— Instructions to follow —
The records that follow should be retyped word for word.

— Provided material —
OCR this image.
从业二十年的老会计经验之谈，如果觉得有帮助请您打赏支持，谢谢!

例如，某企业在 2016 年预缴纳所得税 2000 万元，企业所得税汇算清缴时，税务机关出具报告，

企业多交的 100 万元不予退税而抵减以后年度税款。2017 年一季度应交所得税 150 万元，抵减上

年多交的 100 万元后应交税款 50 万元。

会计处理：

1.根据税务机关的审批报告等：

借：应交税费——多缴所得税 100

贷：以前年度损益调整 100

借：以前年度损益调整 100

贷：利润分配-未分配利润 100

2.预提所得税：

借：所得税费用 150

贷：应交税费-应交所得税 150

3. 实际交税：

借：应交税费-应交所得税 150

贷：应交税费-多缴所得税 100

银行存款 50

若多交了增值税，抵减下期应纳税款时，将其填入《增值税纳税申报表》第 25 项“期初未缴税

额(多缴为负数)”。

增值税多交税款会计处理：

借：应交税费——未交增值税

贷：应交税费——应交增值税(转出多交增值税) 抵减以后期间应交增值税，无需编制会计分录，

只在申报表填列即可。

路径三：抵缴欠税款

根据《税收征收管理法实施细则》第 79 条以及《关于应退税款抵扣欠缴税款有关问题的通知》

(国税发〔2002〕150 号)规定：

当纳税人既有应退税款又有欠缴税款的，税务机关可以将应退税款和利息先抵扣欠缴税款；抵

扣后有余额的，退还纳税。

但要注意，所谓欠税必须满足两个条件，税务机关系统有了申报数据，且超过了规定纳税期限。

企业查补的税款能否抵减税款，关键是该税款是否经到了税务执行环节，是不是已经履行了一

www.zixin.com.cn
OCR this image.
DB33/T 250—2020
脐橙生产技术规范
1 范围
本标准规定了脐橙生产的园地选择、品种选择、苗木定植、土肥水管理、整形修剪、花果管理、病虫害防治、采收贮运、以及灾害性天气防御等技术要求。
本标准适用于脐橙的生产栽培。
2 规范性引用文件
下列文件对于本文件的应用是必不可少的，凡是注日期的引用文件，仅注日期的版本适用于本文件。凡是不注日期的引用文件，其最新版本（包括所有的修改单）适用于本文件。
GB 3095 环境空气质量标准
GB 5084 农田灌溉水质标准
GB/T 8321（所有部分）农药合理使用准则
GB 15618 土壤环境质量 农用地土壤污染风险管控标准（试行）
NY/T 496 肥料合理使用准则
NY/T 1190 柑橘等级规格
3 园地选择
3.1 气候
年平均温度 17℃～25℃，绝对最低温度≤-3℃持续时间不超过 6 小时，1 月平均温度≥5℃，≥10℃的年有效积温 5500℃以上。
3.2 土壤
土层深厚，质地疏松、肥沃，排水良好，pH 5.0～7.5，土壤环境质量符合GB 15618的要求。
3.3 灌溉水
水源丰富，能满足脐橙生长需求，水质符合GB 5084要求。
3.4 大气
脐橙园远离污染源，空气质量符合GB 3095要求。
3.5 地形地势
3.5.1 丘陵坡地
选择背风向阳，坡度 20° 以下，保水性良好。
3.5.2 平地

— Output —
OCR this image.
从业二十年的老会计经验之谈，如果觉得有帮助请您打赏支持，谢谢!

例如，某企业在 2016 年预缴纳所得税 2000 万元，企业所得税汇算清缴时，税务机关出具报告，

企业多交的 100 万元不予退税而抵减以后年度税款。2017 年一季度应交所得税 150 万元，抵减上

年多交的 100 万元后应交税款 50 万元。

会计处理：

1.根据税务机关的审批报告等：

借：应交税费——多缴所得税 100

贷：以前年度损益调整 100

借：以前年度损益调整 100

贷：利润分配-未分配利润 100

2.预提所得税：

借：所得税费用 150

贷：应交税费-应交所得税 150

3. 实际交税：

借：应交税费-应交所得税 150

贷：应交税费-多缴所得税 100

银行存款 50

若多交了增值税，抵减下期应纳税款时，将其填入《增值税纳税申报表》第 25 项“期初未缴税

额(多缴为负数)”。

增值税多交税款会计处理：

借：应交税费——未交增值税

贷：应交税费——应交增值税(转出多交增值税) 抵减以后期间应交增值税，无需编制会计分录，

只在申报表填列即可。

路径三：抵缴欠税款

根据《税收征收管理法实施细则》第 79 条以及《关于应退税款抵扣欠缴税款有关问题的通知》

(国税发〔2002〕150 号)规定：

当纳税人既有应退税款又有欠缴税款的，税务机关可以将应退税款和利息先抵扣欠缴税款；抵

扣后有余额的，退还纳税。

但要注意，所谓欠税必须满足两个条件，税务机关系统有了申报数据，且超过了规定纳税期限。

企业查补的税款能否抵减税款，关键是该税款是否经到了税务执行环节，是不是已经履行了一

www.zixin.com.cn
OCR this image.
DB33/T 250—2020
脐橙生产技术规范
1 范围
本标准规定了脐橙生产的园地选择、品种选择、苗木定植、土肥水管理、整形修剪、花果管理、病虫害防治、采收贮运、以及灾害性天气防御等技术要求。
本标准适用于脐橙的生产栽培。
2 规范性引用文件
下列文件对于本文件的应用是必不可少的，凡是注日期的引用文件，仅注日期的版本适用于本文件。凡是不注日期的引用文件，其最新版本（包括所有的修改单）适用于本文件。
GB 3095 环境空气质量标准
GB 5084 农田灌溉水质标准
GB/T 8321（所有部分）农药合理使用准则
GB 15618 土壤环境质量 农用地土壤污染风险管控标准（试行）
NY/T 496 肥料合理使用准则
NY/T 1190 柑橘等级规格
3 园地选择
3.1 气候
年平均温度 17℃～25℃，绝对最低温度≤-3℃持续时间不超过 6 小时，1 月平均温度≥5℃，≥10℃的年有效积温 5500℃以上。
3.2 土壤
土层深厚，质地疏松、肥沃，排水良好，pH 5.0～7.5，土壤环境质量符合GB 15618的要求。
3.3 灌溉水
水源丰富，能满足脐橙生长需求，水质符合GB 5084要求。
3.4 大气
脐橙园远离污染源，空气质量符合GB 3095要求。
3.5 地形地势
3.5.1 丘陵坡地
选择背风向阳，坡度 20° 以下，保水性良好。
3.5.2 平地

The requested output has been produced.